PROVIDED DATA:
-- Begin --

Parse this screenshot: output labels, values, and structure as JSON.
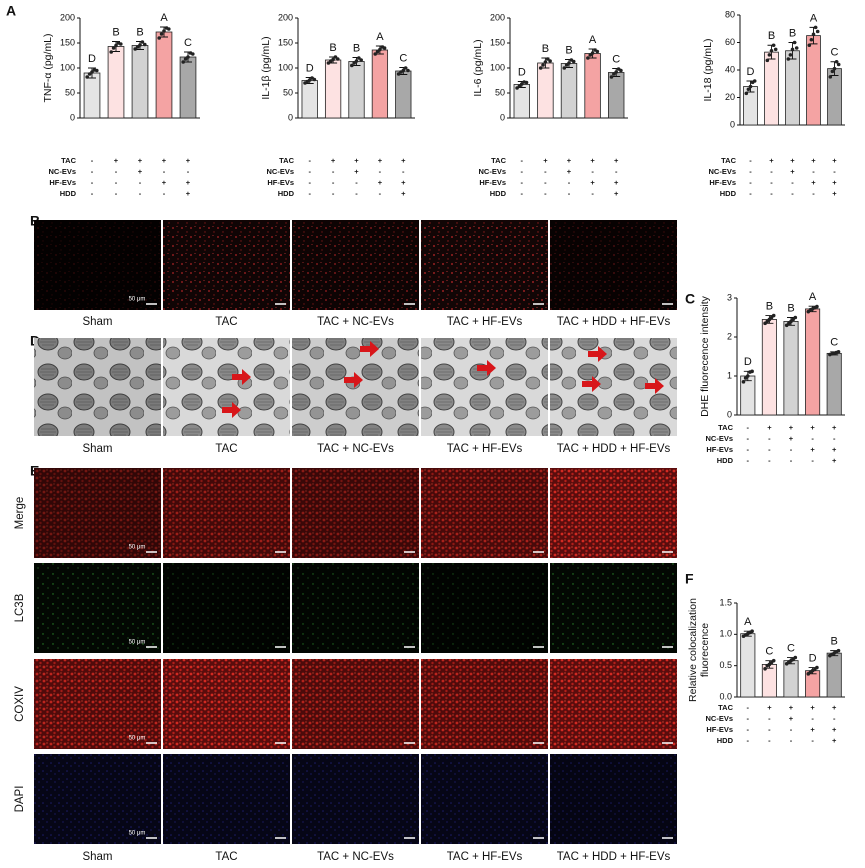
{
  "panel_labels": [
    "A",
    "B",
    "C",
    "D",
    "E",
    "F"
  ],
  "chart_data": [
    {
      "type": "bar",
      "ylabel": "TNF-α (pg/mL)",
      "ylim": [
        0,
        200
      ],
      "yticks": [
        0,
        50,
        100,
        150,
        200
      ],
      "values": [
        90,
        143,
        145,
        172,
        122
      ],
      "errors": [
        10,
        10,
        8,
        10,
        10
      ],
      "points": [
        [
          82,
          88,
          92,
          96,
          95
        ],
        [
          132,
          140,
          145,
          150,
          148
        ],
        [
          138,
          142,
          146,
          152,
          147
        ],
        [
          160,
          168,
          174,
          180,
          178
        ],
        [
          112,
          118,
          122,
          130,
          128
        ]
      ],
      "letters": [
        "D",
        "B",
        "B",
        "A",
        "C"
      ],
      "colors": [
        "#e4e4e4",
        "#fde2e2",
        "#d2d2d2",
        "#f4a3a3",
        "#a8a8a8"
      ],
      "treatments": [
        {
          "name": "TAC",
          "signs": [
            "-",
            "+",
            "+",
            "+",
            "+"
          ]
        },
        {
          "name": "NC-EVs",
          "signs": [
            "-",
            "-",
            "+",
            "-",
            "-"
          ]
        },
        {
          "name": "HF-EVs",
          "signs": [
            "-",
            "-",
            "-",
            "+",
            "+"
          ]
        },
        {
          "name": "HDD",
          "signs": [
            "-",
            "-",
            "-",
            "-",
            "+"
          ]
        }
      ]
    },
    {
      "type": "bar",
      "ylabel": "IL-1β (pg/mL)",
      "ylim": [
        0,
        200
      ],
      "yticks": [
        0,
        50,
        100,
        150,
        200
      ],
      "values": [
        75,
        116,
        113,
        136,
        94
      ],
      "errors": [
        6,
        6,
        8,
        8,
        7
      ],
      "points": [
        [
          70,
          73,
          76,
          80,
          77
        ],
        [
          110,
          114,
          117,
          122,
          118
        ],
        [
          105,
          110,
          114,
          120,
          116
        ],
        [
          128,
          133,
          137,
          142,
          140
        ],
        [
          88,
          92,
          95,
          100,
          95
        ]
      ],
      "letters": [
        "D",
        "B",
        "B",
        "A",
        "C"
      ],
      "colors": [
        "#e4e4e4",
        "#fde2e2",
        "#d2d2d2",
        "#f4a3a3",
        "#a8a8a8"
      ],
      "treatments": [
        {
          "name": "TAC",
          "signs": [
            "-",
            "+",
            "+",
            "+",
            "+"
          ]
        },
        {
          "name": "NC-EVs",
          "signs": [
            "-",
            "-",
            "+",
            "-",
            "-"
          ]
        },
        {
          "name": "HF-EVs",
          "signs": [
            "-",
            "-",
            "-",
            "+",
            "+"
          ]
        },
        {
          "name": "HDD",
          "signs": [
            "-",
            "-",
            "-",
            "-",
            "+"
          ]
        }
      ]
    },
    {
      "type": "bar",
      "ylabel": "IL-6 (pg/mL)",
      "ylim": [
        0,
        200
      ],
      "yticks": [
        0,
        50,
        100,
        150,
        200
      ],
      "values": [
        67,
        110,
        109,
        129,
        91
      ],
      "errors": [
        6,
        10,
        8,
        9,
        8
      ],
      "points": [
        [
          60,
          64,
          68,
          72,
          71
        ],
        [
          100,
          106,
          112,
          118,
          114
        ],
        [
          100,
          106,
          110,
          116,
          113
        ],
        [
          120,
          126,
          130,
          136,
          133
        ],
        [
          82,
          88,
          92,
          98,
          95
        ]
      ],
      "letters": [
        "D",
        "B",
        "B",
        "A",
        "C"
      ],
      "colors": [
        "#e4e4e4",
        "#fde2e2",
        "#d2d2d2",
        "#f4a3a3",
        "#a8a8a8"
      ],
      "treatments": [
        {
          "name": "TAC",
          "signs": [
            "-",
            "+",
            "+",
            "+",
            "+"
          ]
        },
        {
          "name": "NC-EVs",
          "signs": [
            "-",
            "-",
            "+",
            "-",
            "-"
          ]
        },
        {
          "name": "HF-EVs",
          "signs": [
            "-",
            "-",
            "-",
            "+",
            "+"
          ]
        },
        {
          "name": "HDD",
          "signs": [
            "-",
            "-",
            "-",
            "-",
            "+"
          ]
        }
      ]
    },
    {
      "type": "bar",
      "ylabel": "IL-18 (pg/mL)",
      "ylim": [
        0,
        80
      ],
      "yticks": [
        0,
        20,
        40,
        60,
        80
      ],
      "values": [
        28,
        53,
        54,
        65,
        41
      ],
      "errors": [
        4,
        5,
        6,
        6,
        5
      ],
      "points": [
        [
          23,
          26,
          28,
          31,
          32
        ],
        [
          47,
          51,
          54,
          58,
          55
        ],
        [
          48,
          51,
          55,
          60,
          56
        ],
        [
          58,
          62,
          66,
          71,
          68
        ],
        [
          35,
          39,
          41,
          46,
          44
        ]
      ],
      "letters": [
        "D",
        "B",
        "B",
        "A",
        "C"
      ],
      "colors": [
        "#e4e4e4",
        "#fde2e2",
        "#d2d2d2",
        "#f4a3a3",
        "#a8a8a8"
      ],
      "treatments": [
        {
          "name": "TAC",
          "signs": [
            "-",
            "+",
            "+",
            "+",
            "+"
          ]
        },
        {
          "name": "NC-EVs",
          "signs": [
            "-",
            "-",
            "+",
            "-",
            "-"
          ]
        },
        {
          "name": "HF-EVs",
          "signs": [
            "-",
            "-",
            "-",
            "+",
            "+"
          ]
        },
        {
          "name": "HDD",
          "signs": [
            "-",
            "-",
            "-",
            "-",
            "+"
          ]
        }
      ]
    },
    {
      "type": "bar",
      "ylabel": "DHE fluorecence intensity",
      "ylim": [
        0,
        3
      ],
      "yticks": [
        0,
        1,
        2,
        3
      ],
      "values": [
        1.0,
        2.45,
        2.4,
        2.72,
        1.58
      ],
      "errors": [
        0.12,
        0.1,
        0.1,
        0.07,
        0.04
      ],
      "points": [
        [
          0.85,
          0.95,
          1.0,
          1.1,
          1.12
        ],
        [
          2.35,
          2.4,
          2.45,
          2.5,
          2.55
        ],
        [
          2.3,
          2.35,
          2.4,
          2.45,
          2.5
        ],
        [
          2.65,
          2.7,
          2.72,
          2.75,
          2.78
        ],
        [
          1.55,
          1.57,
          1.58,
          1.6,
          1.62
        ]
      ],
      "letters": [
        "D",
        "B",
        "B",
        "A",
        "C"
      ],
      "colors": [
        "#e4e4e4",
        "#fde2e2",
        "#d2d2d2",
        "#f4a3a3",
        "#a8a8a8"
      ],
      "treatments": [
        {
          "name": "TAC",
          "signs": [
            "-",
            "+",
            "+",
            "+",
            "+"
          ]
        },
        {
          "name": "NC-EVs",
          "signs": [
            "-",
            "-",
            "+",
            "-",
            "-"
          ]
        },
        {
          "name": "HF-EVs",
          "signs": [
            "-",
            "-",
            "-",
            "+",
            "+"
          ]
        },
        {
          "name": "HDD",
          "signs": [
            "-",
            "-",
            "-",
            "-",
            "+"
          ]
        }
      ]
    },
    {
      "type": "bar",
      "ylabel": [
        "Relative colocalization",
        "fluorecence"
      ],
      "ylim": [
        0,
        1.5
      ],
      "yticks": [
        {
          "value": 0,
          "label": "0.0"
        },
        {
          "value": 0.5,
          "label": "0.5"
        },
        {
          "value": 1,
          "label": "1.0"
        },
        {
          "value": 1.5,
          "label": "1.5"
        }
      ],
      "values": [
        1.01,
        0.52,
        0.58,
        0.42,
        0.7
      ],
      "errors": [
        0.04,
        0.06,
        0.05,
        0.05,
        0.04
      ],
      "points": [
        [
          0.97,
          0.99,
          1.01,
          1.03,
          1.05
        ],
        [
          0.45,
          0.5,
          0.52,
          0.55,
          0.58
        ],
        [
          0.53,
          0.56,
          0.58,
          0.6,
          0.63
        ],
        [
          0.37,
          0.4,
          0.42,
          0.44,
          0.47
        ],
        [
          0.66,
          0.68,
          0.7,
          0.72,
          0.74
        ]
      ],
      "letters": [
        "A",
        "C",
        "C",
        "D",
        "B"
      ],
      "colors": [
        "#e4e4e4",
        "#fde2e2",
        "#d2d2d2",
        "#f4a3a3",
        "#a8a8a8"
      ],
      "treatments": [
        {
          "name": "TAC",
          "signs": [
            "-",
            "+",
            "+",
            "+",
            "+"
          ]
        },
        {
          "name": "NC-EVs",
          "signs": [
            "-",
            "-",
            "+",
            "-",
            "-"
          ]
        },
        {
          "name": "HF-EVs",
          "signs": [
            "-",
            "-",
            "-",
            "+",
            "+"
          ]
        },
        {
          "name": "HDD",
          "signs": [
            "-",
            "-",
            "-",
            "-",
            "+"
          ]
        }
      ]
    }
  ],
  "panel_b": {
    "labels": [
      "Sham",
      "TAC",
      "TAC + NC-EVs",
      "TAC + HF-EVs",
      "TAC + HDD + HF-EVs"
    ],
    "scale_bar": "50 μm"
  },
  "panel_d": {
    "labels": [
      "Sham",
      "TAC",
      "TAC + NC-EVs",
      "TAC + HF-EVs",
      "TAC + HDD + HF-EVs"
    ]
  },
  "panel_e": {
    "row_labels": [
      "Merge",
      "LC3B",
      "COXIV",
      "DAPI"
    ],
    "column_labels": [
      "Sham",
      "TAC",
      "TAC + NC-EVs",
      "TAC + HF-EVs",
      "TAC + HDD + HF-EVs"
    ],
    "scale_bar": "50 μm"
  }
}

-- End --
-- Begin --

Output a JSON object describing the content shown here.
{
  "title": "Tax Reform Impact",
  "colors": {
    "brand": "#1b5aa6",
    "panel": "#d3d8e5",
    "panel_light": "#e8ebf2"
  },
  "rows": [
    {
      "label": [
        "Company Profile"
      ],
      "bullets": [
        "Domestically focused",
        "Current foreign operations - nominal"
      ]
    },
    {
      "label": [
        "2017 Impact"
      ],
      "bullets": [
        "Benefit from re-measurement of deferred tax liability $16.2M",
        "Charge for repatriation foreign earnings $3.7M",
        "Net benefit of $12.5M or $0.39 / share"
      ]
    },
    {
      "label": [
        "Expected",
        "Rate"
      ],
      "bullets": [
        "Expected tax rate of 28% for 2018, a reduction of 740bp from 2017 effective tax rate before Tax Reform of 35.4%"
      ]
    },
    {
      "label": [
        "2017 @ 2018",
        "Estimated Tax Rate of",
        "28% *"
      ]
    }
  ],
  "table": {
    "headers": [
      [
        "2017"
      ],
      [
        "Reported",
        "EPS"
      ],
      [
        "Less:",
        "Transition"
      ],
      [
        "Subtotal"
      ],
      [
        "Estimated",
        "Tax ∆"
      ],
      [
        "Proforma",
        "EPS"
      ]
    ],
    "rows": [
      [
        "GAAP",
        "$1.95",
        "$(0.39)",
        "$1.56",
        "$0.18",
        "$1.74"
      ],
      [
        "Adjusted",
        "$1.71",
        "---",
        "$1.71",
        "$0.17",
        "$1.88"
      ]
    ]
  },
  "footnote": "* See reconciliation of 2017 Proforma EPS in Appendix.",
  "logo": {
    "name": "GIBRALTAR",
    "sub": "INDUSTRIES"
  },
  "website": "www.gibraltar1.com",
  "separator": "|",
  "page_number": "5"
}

-- End --
-- Begin --

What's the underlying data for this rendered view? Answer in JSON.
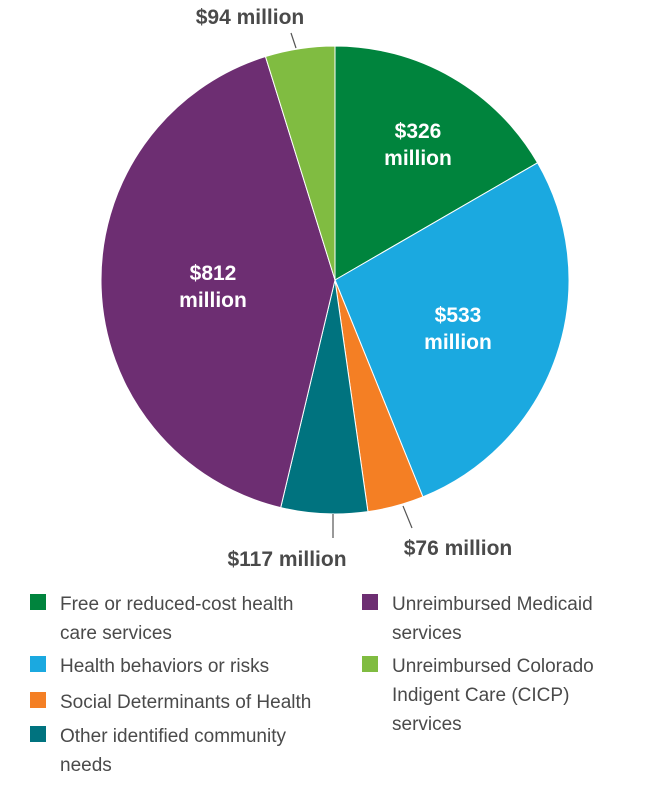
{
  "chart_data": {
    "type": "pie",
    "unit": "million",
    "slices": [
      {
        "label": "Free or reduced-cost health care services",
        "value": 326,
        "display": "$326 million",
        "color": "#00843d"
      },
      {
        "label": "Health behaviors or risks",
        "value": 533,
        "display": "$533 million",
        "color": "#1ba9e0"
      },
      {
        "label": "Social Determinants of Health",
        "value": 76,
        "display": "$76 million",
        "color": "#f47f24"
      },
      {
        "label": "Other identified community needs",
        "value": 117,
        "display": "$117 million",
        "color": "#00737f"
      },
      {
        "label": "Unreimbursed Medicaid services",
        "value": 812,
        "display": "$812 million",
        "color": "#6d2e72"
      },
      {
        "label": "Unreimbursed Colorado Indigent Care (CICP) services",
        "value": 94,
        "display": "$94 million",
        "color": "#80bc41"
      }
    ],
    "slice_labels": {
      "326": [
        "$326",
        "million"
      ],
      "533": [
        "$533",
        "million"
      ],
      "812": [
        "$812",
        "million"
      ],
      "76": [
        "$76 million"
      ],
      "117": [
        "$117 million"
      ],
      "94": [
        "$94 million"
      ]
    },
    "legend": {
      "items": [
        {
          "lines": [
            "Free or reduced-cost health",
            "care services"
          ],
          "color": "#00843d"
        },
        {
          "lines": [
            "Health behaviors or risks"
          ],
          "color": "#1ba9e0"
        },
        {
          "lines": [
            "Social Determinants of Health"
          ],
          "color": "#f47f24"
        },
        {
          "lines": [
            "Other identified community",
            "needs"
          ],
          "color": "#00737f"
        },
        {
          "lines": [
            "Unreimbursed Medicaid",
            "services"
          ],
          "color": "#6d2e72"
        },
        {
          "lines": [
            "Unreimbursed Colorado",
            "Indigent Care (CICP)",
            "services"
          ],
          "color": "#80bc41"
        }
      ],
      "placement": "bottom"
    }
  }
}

-- End --

EXERCISE REQUIREMENTS: Filter out all lines lacking the word "Proforma" and copy the rest.

EXERCISE OUTPUT:
        "Proforma",
  "footnote": "* See reconciliation of 2017 Proforma EPS in Appendix.",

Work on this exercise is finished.